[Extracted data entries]
++++++++++

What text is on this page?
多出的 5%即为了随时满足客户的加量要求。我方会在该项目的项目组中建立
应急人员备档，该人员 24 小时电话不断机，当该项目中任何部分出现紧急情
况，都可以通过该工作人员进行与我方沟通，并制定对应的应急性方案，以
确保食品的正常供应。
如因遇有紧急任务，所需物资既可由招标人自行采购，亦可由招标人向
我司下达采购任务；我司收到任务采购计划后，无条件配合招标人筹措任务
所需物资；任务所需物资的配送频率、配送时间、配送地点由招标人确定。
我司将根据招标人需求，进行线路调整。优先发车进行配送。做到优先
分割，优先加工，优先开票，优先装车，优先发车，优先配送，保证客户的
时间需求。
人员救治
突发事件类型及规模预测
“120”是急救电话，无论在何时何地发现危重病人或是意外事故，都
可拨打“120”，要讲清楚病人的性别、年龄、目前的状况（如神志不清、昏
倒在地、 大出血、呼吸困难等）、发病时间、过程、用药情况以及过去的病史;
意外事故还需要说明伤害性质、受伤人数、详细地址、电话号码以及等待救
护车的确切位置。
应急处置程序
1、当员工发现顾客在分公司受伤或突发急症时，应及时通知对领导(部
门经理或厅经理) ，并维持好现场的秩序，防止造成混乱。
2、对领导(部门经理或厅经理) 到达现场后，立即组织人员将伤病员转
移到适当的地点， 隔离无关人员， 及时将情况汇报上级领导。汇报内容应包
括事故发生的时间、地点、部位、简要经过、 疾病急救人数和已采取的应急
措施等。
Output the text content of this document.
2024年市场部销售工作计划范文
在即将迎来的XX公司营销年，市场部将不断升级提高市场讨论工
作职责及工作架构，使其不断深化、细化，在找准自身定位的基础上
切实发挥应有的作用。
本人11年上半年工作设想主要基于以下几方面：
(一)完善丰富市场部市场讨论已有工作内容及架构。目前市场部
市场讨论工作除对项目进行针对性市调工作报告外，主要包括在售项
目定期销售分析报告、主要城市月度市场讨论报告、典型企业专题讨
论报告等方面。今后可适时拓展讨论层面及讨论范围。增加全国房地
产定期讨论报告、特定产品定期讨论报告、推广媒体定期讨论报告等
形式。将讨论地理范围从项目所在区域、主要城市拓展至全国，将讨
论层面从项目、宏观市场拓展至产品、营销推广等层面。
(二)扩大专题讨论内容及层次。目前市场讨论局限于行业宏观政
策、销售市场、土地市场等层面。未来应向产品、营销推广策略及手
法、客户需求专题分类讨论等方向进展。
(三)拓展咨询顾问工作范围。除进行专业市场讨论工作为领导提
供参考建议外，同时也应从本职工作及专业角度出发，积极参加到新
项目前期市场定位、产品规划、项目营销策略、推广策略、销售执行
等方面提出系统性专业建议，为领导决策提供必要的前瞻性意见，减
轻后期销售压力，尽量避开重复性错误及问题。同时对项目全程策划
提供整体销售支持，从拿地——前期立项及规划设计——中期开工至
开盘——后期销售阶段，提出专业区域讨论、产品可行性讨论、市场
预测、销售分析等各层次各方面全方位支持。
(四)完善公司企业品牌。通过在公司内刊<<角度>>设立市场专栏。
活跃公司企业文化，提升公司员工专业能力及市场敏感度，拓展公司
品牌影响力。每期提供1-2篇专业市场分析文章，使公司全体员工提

++++++++++

*What you should do:*
Reproduce, word for word, every line starting at the line that contains "Output the text content of this document." and ending with the final line of the entries.

*Solution to this problem:*
Output the text content of this document.
2024年市场部销售工作计划范文
在即将迎来的XX公司营销年，市场部将不断升级提高市场讨论工
作职责及工作架构，使其不断深化、细化，在找准自身定位的基础上
切实发挥应有的作用。
本人11年上半年工作设想主要基于以下几方面：
(一)完善丰富市场部市场讨论已有工作内容及架构。目前市场部
市场讨论工作除对项目进行针对性市调工作报告外，主要包括在售项
目定期销售分析报告、主要城市月度市场讨论报告、典型企业专题讨
论报告等方面。今后可适时拓展讨论层面及讨论范围。增加全国房地
产定期讨论报告、特定产品定期讨论报告、推广媒体定期讨论报告等
形式。将讨论地理范围从项目所在区域、主要城市拓展至全国，将讨
论层面从项目、宏观市场拓展至产品、营销推广等层面。
(二)扩大专题讨论内容及层次。目前市场讨论局限于行业宏观政
策、销售市场、土地市场等层面。未来应向产品、营销推广策略及手
法、客户需求专题分类讨论等方向进展。
(三)拓展咨询顾问工作范围。除进行专业市场讨论工作为领导提
供参考建议外，同时也应从本职工作及专业角度出发，积极参加到新
项目前期市场定位、产品规划、项目营销策略、推广策略、销售执行
等方面提出系统性专业建议，为领导决策提供必要的前瞻性意见，减
轻后期销售压力，尽量避开重复性错误及问题。同时对项目全程策划
提供整体销售支持，从拿地——前期立项及规划设计——中期开工至
开盘——后期销售阶段，提出专业区域讨论、产品可行性讨论、市场
预测、销售分析等各层次各方面全方位支持。
(四)完善公司企业品牌。通过在公司内刊<<角度>>设立市场专栏。
活跃公司企业文化，提升公司员工专业能力及市场敏感度，拓展公司
品牌影响力。每期提供1-2篇专业市场分析文章，使公司全体员工提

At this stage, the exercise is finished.